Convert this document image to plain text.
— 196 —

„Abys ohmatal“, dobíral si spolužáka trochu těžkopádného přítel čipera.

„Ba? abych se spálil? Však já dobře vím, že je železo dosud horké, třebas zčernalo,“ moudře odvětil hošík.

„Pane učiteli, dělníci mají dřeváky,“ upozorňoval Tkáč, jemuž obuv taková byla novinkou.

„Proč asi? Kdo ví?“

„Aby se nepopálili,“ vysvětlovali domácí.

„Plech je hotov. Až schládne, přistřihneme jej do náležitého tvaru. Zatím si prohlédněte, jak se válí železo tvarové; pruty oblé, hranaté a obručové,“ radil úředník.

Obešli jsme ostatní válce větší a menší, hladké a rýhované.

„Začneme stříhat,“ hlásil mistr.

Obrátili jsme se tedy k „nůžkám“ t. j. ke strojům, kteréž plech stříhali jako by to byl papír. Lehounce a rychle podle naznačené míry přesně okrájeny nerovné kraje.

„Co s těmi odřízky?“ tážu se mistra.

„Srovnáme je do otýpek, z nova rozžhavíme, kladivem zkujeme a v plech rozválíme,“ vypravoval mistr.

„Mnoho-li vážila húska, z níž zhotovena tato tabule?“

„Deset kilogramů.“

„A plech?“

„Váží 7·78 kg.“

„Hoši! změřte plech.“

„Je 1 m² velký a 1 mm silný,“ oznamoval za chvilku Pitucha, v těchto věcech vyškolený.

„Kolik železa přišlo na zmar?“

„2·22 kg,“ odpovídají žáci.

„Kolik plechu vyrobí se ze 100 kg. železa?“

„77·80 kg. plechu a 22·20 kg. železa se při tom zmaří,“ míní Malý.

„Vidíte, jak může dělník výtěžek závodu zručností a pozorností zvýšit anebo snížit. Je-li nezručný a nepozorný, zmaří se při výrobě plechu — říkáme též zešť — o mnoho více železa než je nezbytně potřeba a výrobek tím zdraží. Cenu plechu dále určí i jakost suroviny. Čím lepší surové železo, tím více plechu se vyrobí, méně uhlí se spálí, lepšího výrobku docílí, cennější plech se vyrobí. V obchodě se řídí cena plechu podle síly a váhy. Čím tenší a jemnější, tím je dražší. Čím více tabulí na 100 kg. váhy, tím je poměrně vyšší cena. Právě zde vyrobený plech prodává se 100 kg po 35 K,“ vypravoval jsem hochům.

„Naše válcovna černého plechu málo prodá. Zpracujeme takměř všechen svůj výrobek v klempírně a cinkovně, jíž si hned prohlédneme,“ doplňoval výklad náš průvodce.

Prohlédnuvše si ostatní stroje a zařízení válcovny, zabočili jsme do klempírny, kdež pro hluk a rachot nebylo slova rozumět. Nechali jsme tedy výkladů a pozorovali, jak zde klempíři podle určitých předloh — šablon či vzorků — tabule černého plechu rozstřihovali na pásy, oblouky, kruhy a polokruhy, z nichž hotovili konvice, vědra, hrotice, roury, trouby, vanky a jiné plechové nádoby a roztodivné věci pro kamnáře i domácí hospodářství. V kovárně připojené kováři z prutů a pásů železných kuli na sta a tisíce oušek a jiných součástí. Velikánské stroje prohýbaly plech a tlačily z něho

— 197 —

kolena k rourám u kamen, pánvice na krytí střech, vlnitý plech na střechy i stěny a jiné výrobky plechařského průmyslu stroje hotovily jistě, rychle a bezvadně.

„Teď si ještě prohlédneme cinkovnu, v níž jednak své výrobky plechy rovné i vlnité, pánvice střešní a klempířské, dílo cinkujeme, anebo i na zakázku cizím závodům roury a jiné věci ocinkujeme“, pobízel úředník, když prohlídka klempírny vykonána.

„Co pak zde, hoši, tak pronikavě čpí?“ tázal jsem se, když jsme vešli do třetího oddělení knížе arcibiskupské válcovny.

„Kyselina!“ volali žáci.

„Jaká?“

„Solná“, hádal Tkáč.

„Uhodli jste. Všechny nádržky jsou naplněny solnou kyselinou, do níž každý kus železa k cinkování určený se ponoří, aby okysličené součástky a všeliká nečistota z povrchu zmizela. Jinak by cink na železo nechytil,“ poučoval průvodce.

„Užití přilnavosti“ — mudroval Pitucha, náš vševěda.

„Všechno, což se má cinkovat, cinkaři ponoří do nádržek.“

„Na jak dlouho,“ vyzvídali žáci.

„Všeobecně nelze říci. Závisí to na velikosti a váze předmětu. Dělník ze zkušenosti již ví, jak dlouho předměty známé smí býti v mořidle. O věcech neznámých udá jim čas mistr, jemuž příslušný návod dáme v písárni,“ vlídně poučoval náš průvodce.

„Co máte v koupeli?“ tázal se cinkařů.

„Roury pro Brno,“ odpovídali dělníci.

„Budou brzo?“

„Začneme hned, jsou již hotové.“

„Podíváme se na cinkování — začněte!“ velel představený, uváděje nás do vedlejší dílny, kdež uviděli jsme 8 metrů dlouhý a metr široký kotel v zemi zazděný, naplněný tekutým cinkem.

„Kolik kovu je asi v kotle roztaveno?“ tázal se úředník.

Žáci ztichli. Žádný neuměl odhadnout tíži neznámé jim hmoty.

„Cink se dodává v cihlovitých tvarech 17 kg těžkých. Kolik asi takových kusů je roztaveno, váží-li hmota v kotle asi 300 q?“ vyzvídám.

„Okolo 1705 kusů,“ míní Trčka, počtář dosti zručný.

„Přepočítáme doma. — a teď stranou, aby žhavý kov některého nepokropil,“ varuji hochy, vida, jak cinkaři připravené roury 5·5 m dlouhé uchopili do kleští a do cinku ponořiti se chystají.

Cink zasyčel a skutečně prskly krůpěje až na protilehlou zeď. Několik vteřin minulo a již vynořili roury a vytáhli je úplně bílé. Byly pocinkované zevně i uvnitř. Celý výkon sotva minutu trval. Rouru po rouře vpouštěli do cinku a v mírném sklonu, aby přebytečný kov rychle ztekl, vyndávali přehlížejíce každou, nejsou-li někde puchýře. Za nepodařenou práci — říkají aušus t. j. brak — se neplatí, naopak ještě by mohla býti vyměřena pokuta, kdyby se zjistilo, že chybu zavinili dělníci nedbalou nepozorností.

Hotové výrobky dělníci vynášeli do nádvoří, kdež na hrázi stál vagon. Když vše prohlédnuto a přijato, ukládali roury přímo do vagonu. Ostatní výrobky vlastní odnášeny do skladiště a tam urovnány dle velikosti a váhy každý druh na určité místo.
★ ★ ★ ★ ★ ★ ★
* _WHAT YOU SHOULD DO_: Return the material in full, exactly as shown.

* _EXERCISE SOLUTION_:
Convert this document image to plain text.
— 196 —

„Abys ohmatal“, dobíral si spolužáka trochu těžkopádného přítel čipera.

„Ba? abych se spálil? Však já dobře vím, že je železo dosud horké, třebas zčernalo,“ moudře odvětil hošík.

„Pane učiteli, dělníci mají dřeváky,“ upozorňoval Tkáč, jemuž obuv taková byla novinkou.

„Proč asi? Kdo ví?“

„Aby se nepopálili,“ vysvětlovali domácí.

„Plech je hotov. Až schládne, přistřihneme jej do náležitého tvaru. Zatím si prohlédněte, jak se válí železo tvarové; pruty oblé, hranaté a obručové,“ radil úředník.

Obešli jsme ostatní válce větší a menší, hladké a rýhované.

„Začneme stříhat,“ hlásil mistr.

Obrátili jsme se tedy k „nůžkám“ t. j. ke strojům, kteréž plech stříhali jako by to byl papír. Lehounce a rychle podle naznačené míry přesně okrájeny nerovné kraje.

„Co s těmi odřízky?“ tážu se mistra.

„Srovnáme je do otýpek, z nova rozžhavíme, kladivem zkujeme a v plech rozválíme,“ vypravoval mistr.

„Mnoho-li vážila húska, z níž zhotovena tato tabule?“

„Deset kilogramů.“

„A plech?“

„Váží 7·78 kg.“

„Hoši! změřte plech.“

„Je 1 m² velký a 1 mm silný,“ oznamoval za chvilku Pitucha, v těchto věcech vyškolený.

„Kolik železa přišlo na zmar?“

„2·22 kg,“ odpovídají žáci.

„Kolik plechu vyrobí se ze 100 kg. železa?“

„77·80 kg. plechu a 22·20 kg. železa se při tom zmaří,“ míní Malý.

„Vidíte, jak může dělník výtěžek závodu zručností a pozorností zvýšit anebo snížit. Je-li nezručný a nepozorný, zmaří se při výrobě plechu — říkáme též zešť — o mnoho více železa než je nezbytně potřeba a výrobek tím zdraží. Cenu plechu dále určí i jakost suroviny. Čím lepší surové železo, tím více plechu se vyrobí, méně uhlí se spálí, lepšího výrobku docílí, cennější plech se vyrobí. V obchodě se řídí cena plechu podle síly a váhy. Čím tenší a jemnější, tím je dražší. Čím více tabulí na 100 kg. váhy, tím je poměrně vyšší cena. Právě zde vyrobený plech prodává se 100 kg po 35 K,“ vypravoval jsem hochům.

„Naše válcovna černého plechu málo prodá. Zpracujeme takměř všechen svůj výrobek v klempírně a cinkovně, jíž si hned prohlédneme,“ doplňoval výklad náš průvodce.

Prohlédnuvše si ostatní stroje a zařízení válcovny, zabočili jsme do klempírny, kdež pro hluk a rachot nebylo slova rozumět. Nechali jsme tedy výkladů a pozorovali, jak zde klempíři podle určitých předloh — šablon či vzorků — tabule černého plechu rozstřihovali na pásy, oblouky, kruhy a polokruhy, z nichž hotovili konvice, vědra, hrotice, roury, trouby, vanky a jiné plechové nádoby a roztodivné věci pro kamnáře i domácí hospodářství. V kovárně připojené kováři z prutů a pásů železných kuli na sta a tisíce oušek a jiných součástí. Velikánské stroje prohýbaly plech a tlačily z něho

— 197 —

kolena k rourám u kamen, pánvice na krytí střech, vlnitý plech na střechy i stěny a jiné výrobky plechařského průmyslu stroje hotovily jistě, rychle a bezvadně.

„Teď si ještě prohlédneme cinkovnu, v níž jednak své výrobky plechy rovné i vlnité, pánvice střešní a klempířské, dílo cinkujeme, anebo i na zakázku cizím závodům roury a jiné věci ocinkujeme“, pobízel úředník, když prohlídka klempírny vykonána.

„Co pak zde, hoši, tak pronikavě čpí?“ tázal jsem se, když jsme vešli do třetího oddělení knížе arcibiskupské válcovny.

„Kyselina!“ volali žáci.

„Jaká?“

„Solná“, hádal Tkáč.

„Uhodli jste. Všechny nádržky jsou naplněny solnou kyselinou, do níž každý kus železa k cinkování určený se ponoří, aby okysličené součástky a všeliká nečistota z povrchu zmizela. Jinak by cink na železo nechytil,“ poučoval průvodce.

„Užití přilnavosti“ — mudroval Pitucha, náš vševěda.

„Všechno, což se má cinkovat, cinkaři ponoří do nádržek.“

„Na jak dlouho,“ vyzvídali žáci.

„Všeobecně nelze říci. Závisí to na velikosti a váze předmětu. Dělník ze zkušenosti již ví, jak dlouho předměty známé smí býti v mořidle. O věcech neznámých udá jim čas mistr, jemuž příslušný návod dáme v písárni,“ vlídně poučoval náš průvodce.

„Co máte v koupeli?“ tázal se cinkařů.

„Roury pro Brno,“ odpovídali dělníci.

„Budou brzo?“

„Začneme hned, jsou již hotové.“

„Podíváme se na cinkování — začněte!“ velel představený, uváděje nás do vedlejší dílny, kdež uviděli jsme 8 metrů dlouhý a metr široký kotel v zemi zazděný, naplněný tekutým cinkem.

„Kolik kovu je asi v kotle roztaveno?“ tázal se úředník.

Žáci ztichli. Žádný neuměl odhadnout tíži neznámé jim hmoty.

„Cink se dodává v cihlovitých tvarech 17 kg těžkých. Kolik asi takových kusů je roztaveno, váží-li hmota v kotle asi 300 q?“ vyzvídám.

„Okolo 1705 kusů,“ míní Trčka, počtář dosti zručný.

„Přepočítáme doma. — a teď stranou, aby žhavý kov některého nepokropil,“ varuji hochy, vida, jak cinkaři připravené roury 5·5 m dlouhé uchopili do kleští a do cinku ponořiti se chystají.

Cink zasyčel a skutečně prskly krůpěje až na protilehlou zeď. Několik vteřin minulo a již vynořili roury a vytáhli je úplně bílé. Byly pocinkované zevně i uvnitř. Celý výkon sotva minutu trval. Rouru po rouře vpouštěli do cinku a v mírném sklonu, aby přebytečný kov rychle ztekl, vyndávali přehlížejíce každou, nejsou-li někde puchýře. Za nepodařenou práci — říkají aušus t. j. brak — se neplatí, naopak ještě by mohla býti vyměřena pokuta, kdyby se zjistilo, že chybu zavinili dělníci nedbalou nepozorností.

Hotové výrobky dělníci vynášeli do nádvoří, kdež na hrázi stál vagon. Když vše prohlédnuto a přijato, ukládali roury přímo do vagonu. Ostatní výrobky vlastní odnášeny do skladiště a tam urovnány dle velikosti a váhy každý druh na určité místo.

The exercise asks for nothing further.